◆ Task to carry out
Where a line contains the word "fréquents", copy that line in full.
------ Dataset rows
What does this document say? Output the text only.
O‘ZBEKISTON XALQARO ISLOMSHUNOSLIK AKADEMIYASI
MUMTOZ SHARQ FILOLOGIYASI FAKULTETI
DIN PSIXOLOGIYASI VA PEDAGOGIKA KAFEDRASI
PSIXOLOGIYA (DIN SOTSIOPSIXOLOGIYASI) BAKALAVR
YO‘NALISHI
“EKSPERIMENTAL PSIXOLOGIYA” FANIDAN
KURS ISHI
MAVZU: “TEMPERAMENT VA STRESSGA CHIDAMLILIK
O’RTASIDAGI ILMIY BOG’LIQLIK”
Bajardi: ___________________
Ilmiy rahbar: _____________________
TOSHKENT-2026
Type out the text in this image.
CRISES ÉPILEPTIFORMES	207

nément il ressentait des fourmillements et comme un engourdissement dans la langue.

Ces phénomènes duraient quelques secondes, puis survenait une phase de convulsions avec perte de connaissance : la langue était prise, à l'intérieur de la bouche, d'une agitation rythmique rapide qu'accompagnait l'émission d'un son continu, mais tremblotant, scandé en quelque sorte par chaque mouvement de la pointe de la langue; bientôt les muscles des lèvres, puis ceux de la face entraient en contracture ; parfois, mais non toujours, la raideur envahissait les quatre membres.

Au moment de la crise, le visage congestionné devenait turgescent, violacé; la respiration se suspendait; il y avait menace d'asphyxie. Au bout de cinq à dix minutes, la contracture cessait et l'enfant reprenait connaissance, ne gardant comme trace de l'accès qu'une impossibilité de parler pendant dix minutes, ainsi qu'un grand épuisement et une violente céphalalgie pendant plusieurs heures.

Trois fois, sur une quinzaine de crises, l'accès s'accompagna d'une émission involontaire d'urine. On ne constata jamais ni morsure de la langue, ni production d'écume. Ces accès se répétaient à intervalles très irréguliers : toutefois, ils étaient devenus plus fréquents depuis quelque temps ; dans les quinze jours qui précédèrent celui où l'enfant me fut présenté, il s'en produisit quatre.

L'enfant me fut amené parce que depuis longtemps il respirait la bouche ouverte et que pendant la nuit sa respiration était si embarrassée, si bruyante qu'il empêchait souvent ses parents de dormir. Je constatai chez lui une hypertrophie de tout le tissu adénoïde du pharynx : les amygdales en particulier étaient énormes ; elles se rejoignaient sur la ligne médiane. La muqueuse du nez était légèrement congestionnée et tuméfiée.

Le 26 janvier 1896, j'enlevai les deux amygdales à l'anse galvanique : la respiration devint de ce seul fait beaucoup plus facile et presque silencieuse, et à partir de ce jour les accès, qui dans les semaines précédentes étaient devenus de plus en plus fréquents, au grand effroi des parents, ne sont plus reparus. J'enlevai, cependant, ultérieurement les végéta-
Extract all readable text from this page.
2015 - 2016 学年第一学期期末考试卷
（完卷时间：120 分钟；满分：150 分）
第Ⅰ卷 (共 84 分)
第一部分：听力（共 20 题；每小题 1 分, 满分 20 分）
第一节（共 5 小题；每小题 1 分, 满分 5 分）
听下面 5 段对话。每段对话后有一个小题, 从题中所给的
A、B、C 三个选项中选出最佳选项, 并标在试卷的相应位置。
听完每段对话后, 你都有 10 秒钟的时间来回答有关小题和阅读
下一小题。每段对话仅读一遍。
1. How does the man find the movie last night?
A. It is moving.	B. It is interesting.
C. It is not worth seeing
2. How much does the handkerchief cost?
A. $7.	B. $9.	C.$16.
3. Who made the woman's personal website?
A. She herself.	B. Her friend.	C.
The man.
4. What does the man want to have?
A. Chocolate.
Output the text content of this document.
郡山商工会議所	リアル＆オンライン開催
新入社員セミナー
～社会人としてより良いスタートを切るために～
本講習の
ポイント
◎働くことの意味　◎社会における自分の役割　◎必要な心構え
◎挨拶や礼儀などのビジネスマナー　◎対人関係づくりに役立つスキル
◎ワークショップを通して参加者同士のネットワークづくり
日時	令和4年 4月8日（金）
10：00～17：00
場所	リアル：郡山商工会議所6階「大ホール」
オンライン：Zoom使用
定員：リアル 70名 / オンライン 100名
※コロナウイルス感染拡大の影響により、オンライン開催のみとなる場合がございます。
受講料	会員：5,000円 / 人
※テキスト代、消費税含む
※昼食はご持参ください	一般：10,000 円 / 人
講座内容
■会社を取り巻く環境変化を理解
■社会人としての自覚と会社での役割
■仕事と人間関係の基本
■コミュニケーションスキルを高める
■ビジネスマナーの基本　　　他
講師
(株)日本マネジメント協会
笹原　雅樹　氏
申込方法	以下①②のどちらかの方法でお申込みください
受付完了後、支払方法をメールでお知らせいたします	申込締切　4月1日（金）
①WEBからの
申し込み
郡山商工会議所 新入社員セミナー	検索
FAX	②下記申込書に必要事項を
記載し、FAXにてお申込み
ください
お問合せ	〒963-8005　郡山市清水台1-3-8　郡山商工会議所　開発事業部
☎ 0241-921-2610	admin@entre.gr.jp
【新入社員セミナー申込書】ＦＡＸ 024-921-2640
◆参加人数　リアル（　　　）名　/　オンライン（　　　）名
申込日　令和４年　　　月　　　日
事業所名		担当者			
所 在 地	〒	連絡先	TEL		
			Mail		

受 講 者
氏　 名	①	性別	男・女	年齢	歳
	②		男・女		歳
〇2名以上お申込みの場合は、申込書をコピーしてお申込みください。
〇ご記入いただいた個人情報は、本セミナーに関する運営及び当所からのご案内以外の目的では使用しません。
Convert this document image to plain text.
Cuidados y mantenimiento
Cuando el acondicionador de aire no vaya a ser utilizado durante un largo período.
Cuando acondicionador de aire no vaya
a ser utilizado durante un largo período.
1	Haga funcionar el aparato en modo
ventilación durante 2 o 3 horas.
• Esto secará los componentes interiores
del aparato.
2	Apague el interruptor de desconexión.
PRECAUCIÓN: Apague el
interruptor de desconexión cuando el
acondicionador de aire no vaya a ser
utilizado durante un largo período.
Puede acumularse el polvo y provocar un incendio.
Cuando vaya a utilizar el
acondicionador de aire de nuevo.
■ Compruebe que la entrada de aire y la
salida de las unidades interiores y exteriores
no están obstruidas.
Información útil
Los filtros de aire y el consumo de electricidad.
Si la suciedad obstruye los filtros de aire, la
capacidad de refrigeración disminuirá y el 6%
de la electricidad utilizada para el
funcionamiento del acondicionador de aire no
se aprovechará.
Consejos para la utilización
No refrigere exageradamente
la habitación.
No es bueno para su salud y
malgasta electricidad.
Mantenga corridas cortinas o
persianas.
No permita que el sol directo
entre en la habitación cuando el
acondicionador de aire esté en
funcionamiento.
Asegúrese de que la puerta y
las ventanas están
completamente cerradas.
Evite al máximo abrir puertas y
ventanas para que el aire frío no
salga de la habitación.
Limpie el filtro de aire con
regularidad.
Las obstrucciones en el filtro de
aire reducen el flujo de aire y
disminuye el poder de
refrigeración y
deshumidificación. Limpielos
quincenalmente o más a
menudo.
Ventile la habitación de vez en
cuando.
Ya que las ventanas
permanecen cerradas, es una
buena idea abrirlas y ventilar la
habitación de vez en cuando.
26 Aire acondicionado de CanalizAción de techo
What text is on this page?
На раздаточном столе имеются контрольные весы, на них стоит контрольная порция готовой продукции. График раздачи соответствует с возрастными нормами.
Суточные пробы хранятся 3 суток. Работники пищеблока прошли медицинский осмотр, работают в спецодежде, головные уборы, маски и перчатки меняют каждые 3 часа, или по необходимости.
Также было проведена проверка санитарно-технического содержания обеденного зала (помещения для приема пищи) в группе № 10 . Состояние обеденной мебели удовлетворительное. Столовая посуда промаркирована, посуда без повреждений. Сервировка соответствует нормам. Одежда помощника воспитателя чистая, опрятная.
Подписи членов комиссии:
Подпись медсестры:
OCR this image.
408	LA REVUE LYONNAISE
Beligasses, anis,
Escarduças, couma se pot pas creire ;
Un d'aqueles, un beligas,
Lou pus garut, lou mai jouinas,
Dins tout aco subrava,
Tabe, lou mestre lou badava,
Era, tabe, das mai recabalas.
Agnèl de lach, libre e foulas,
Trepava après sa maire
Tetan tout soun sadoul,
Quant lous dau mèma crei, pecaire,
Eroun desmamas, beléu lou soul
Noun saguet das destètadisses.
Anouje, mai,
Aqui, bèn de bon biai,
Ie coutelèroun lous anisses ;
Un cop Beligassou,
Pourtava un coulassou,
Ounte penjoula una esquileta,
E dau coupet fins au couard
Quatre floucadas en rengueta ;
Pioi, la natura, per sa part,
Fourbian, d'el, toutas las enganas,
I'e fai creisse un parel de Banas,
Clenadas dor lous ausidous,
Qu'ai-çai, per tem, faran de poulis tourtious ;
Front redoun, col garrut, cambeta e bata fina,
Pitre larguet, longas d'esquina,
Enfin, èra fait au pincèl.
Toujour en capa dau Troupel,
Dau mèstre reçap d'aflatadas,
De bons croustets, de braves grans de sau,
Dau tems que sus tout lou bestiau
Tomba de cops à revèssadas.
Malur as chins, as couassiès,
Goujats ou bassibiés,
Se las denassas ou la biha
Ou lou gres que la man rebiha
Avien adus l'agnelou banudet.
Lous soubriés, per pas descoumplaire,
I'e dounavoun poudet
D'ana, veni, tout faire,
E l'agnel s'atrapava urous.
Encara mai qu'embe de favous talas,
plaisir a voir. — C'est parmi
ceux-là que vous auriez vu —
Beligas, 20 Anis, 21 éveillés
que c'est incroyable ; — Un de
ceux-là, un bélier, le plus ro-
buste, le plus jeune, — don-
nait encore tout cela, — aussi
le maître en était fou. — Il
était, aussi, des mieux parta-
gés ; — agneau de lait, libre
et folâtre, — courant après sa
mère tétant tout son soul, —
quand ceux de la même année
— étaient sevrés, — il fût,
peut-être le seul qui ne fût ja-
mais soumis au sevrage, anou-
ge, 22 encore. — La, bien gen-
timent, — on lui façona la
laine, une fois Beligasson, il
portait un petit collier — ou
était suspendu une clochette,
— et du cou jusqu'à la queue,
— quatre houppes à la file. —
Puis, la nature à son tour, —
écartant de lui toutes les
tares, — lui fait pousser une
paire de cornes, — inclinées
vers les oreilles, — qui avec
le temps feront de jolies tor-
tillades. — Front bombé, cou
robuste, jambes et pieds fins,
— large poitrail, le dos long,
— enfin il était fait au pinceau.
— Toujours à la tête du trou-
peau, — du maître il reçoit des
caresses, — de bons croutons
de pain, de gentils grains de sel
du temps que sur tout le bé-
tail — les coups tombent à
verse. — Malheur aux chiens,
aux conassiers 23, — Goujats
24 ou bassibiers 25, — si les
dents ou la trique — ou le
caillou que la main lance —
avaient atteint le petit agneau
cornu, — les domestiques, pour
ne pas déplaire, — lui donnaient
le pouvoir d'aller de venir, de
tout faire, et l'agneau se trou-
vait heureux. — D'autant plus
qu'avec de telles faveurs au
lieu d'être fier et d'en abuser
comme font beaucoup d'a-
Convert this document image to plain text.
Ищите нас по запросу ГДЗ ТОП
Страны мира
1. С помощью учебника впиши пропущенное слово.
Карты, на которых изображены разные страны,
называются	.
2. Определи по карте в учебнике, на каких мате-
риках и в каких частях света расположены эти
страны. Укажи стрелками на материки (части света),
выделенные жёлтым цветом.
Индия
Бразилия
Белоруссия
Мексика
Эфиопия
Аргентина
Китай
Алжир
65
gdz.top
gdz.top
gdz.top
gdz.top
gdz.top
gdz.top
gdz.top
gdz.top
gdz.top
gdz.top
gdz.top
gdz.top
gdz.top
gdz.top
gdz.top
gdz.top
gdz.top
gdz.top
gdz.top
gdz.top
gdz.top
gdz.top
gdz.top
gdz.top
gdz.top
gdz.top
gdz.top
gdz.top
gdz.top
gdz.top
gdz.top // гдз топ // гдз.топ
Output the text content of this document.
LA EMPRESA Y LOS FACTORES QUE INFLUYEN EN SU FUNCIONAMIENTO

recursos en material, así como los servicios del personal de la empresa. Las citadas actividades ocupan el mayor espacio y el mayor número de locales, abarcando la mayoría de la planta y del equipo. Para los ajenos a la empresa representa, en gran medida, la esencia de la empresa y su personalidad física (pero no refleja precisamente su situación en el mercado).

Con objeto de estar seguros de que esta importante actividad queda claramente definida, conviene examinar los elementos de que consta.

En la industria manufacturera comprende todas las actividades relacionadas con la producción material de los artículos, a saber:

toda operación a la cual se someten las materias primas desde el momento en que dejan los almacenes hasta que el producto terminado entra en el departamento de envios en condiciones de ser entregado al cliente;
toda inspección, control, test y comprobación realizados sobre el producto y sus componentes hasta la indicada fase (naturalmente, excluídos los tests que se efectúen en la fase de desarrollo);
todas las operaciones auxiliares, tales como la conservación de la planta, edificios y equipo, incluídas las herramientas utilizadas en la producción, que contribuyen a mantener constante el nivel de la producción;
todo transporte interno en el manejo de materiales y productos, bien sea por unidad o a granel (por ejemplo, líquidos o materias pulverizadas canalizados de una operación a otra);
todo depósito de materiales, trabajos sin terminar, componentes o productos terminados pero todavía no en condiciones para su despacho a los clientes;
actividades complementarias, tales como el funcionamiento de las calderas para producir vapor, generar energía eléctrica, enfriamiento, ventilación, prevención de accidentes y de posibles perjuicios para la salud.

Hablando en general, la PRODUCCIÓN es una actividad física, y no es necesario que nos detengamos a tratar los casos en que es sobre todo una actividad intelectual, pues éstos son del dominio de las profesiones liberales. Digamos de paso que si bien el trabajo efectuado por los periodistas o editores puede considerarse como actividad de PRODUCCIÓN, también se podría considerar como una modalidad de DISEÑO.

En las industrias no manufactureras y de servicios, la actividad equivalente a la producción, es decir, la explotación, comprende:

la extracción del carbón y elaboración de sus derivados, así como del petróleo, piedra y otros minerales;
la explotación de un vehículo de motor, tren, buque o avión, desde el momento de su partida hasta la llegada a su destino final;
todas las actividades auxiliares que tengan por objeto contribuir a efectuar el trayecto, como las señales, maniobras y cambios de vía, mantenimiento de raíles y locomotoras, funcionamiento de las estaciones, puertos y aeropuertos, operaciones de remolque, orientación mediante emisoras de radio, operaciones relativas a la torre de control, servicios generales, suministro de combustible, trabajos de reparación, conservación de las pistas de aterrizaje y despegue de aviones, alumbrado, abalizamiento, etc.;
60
------------
◆ Final answer
Trois fois, sur une quinzaine de crises, l'accès s'accompagna d'une émission involontaire d'urine. On ne constata jamais ni morsure de la langue, ni production d'écume. Ces accès se répétaient à intervalles très irréguliers : toutefois, ils étaient devenus plus fréquents depuis quelque temps ; dans les quinze jours qui précédèrent celui où l'enfant me fut présenté, il s'en produisit quatre.
Le 26 janvier 1896, j'enlevai les deux amygdales à l'anse galvanique : la respiration devint de ce seul fait beaucoup plus facile et presque silencieuse, et à partir de ce jour les accès, qui dans les semaines précédentes étaient devenus de plus en plus fréquents, au grand effroi des parents, ne sont plus reparus. J'enlevai, cependant, ultérieurement les végéta-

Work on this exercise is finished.